Problem to work on
Find the lines with "header" in them and copy them out.

### Material supplied ###

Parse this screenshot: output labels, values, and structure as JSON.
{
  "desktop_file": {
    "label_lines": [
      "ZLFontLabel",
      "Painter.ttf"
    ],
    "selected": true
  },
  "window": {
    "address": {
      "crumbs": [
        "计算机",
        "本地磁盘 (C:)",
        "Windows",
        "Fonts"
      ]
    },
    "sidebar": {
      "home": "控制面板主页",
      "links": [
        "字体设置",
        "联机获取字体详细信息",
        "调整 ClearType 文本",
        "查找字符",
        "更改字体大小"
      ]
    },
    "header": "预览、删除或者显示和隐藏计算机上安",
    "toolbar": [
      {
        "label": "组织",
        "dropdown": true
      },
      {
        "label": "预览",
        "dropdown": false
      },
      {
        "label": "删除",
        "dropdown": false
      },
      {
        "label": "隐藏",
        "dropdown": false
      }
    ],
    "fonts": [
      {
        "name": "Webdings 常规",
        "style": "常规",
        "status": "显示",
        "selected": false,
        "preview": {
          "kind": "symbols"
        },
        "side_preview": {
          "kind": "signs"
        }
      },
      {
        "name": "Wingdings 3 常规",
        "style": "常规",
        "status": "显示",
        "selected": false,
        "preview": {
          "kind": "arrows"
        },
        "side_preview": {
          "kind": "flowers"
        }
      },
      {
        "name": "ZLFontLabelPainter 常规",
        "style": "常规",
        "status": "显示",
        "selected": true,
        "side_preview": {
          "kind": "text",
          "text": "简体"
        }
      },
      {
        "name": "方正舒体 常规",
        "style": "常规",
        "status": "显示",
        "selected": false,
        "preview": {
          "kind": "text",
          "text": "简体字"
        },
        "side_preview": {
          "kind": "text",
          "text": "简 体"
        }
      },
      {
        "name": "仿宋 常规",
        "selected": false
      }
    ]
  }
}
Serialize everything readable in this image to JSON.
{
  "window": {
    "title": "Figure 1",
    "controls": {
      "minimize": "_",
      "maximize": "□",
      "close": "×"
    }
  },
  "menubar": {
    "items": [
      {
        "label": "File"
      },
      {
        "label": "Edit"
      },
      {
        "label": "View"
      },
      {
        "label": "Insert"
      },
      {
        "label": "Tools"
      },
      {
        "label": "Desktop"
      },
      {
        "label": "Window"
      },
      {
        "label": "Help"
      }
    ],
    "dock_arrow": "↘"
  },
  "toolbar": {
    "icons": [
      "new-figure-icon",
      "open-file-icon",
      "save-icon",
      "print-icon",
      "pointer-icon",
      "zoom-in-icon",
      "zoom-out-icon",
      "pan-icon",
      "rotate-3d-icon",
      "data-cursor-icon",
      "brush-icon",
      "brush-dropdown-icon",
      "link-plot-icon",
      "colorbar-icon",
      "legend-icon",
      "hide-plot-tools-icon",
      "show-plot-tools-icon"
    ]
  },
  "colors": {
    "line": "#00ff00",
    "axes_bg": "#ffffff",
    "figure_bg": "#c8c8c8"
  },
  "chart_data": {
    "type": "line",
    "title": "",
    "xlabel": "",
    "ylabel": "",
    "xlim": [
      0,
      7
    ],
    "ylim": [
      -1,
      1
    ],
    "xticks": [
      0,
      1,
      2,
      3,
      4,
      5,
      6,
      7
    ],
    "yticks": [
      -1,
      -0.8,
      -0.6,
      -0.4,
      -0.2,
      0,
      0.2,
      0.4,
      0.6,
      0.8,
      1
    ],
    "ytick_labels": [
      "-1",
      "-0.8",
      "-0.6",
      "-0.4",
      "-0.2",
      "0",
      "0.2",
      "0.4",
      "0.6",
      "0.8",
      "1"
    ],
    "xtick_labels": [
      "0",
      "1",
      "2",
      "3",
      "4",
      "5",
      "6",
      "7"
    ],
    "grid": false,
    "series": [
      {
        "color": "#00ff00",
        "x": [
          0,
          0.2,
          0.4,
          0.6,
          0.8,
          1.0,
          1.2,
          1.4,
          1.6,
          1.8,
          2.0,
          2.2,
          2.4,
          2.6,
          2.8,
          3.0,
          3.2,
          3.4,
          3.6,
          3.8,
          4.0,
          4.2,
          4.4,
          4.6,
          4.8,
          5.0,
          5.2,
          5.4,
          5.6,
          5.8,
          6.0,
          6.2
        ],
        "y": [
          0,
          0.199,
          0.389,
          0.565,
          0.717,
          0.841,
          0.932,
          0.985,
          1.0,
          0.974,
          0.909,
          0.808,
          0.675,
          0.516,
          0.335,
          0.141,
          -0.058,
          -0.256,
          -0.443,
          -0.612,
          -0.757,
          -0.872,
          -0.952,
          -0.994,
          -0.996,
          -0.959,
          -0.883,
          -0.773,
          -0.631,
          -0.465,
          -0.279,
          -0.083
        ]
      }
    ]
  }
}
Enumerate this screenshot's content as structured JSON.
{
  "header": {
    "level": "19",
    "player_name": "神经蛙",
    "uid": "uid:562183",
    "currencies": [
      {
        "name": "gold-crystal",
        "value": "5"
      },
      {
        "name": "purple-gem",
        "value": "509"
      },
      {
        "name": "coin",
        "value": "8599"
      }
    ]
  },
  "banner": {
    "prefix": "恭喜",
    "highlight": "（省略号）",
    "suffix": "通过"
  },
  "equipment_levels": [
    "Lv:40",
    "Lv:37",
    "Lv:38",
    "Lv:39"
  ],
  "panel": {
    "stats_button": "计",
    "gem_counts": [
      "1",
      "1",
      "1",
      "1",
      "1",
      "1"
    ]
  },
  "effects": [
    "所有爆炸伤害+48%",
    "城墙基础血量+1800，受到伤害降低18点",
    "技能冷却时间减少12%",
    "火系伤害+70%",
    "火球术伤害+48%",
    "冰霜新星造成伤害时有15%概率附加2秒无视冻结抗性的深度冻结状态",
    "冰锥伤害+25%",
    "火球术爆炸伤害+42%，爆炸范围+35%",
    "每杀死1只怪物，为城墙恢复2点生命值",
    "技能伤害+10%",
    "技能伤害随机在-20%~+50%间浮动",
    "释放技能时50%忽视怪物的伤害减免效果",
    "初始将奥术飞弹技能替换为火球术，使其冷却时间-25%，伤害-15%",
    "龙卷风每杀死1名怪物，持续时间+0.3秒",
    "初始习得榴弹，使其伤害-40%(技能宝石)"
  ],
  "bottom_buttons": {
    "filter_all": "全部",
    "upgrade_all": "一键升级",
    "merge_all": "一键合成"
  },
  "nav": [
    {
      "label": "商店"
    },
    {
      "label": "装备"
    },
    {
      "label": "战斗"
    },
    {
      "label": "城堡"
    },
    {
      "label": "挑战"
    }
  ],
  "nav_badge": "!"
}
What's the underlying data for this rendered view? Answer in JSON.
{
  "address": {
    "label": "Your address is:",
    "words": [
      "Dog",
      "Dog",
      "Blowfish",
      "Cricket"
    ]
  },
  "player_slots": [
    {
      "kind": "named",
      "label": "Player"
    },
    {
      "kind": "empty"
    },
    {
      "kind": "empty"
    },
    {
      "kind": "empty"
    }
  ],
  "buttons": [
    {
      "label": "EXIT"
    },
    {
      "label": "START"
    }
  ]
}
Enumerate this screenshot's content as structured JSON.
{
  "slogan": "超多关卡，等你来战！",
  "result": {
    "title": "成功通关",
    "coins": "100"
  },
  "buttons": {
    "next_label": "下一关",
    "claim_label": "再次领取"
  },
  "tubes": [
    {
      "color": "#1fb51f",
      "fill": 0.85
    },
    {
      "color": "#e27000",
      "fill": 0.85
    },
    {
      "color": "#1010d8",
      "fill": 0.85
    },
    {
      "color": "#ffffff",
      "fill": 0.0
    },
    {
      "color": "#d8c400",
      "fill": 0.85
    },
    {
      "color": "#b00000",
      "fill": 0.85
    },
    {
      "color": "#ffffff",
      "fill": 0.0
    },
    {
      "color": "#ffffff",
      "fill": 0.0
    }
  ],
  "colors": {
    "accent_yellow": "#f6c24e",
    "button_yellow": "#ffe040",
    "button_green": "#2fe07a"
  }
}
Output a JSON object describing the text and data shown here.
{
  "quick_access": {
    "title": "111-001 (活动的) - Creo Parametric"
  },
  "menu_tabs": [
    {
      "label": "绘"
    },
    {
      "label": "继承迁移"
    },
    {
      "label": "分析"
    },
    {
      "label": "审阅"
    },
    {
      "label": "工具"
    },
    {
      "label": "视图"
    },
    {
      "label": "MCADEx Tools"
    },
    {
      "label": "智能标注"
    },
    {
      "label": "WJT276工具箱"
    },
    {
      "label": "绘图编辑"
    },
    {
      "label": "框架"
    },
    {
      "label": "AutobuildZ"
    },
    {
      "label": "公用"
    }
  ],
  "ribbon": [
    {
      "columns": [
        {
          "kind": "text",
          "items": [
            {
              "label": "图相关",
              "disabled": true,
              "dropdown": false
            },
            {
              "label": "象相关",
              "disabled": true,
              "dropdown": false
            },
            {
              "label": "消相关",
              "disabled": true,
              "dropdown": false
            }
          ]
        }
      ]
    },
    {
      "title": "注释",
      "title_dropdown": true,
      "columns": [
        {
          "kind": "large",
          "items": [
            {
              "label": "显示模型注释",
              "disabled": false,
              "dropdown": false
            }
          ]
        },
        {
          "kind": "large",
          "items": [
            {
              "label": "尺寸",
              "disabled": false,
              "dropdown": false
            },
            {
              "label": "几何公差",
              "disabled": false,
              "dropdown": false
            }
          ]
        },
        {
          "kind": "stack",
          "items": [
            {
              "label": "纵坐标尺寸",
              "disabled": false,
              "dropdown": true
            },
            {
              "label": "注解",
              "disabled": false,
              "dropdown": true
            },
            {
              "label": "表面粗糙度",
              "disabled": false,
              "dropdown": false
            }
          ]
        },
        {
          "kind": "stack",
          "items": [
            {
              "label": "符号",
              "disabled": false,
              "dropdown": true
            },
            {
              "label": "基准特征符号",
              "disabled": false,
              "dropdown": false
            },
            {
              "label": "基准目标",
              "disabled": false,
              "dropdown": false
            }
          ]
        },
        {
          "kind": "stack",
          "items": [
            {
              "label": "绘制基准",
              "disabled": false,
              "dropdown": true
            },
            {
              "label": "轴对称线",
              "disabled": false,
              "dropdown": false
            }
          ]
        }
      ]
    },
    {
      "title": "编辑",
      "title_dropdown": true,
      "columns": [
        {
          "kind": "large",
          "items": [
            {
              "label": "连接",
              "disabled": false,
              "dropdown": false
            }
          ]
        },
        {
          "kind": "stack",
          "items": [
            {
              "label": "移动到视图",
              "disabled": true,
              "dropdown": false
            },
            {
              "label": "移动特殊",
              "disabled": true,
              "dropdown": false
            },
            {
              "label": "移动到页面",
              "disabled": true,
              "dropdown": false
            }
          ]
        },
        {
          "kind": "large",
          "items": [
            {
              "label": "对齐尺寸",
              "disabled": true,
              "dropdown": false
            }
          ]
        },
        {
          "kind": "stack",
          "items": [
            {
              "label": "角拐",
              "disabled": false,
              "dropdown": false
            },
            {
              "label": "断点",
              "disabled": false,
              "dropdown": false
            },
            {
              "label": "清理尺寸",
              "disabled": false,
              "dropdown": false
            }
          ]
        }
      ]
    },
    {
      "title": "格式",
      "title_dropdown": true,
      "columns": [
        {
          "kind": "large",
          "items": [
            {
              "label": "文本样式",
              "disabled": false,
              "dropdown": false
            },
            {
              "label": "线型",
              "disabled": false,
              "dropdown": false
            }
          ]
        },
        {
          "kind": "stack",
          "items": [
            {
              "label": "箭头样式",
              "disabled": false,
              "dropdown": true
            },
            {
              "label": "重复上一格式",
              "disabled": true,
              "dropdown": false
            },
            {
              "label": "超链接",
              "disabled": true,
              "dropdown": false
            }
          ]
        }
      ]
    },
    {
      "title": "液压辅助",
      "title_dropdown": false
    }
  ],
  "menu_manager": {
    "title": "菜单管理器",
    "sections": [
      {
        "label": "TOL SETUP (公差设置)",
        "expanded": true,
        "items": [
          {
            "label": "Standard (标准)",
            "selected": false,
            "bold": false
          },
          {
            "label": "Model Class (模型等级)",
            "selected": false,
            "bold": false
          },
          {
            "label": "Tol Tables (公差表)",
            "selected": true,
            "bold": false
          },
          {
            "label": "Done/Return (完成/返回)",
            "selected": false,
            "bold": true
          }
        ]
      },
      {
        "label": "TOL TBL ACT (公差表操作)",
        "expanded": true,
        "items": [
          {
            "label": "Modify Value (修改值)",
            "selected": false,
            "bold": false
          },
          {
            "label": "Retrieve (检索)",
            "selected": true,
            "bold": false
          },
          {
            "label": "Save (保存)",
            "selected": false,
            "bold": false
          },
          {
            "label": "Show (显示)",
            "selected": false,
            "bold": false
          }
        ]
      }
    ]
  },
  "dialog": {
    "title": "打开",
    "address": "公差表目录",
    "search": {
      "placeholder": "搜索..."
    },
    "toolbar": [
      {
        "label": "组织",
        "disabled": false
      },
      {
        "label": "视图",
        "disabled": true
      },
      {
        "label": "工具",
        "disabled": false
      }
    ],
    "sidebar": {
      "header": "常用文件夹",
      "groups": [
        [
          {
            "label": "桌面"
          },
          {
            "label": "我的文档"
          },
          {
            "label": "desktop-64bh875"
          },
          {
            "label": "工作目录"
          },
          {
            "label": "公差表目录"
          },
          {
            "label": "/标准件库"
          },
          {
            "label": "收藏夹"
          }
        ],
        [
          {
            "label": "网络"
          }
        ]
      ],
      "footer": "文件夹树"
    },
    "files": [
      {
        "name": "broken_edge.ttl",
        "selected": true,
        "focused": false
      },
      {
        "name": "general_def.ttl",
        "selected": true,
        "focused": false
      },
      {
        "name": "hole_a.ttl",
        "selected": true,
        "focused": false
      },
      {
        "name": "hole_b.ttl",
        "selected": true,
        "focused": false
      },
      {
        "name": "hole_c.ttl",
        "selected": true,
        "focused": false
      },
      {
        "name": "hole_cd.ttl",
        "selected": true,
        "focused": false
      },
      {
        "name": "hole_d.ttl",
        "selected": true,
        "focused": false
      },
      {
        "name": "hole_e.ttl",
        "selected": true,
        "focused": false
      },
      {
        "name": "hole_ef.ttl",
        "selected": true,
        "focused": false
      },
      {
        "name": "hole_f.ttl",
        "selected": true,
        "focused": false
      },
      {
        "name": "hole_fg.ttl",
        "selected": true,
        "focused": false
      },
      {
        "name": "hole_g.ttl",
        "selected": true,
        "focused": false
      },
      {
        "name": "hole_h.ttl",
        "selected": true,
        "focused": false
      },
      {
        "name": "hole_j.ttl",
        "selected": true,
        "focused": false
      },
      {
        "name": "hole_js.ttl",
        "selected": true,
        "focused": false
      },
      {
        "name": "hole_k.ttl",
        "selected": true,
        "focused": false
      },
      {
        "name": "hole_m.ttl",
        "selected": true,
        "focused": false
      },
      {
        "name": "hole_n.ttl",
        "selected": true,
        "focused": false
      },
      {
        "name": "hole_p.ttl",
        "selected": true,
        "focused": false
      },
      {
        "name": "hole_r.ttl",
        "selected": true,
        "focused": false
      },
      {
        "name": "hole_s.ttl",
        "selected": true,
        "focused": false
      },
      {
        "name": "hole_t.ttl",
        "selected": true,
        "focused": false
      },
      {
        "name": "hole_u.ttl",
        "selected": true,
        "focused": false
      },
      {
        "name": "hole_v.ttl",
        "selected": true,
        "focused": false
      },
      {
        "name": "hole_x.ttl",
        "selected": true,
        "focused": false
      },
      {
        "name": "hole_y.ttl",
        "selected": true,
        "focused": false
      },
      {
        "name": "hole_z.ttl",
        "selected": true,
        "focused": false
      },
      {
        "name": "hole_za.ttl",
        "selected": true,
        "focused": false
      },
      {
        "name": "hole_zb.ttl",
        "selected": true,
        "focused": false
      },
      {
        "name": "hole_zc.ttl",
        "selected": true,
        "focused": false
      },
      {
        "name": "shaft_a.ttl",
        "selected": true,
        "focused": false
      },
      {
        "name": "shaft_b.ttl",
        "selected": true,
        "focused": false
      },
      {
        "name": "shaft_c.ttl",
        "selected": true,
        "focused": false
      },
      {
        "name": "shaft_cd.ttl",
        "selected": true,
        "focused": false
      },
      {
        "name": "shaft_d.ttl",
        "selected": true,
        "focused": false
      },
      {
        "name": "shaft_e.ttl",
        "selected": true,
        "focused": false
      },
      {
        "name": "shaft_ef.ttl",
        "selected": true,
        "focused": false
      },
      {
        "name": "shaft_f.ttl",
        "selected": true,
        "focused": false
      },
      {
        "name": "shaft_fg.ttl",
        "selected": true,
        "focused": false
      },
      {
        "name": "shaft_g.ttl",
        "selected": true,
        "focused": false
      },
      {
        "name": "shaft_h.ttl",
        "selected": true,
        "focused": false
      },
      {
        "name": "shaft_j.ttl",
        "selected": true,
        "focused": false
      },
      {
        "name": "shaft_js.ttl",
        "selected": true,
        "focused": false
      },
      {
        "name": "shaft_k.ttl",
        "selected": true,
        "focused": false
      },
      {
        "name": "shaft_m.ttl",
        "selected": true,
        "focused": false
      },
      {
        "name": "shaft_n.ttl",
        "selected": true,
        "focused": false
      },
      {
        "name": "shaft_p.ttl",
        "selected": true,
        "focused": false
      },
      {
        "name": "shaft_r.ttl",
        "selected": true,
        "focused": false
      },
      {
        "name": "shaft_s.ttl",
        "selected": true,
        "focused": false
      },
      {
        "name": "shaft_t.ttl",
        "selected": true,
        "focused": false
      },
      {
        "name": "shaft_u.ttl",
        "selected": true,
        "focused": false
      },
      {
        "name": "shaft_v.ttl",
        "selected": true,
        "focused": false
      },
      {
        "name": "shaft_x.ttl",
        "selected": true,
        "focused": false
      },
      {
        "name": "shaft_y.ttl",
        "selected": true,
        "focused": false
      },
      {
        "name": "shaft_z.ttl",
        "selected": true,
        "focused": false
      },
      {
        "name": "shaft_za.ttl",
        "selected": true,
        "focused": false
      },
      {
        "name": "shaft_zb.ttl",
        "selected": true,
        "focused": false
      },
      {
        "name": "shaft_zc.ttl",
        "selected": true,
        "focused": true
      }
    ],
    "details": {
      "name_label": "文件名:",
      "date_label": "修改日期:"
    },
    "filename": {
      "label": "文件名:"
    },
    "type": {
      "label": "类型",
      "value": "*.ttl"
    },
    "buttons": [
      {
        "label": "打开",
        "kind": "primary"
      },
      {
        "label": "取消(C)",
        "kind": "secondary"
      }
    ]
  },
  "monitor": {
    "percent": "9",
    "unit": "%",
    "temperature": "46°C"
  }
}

###

Correct answer
    "header": "预览、删除或者显示和隐藏计算机上安",
  "header": {
      "header": "常用文件夹",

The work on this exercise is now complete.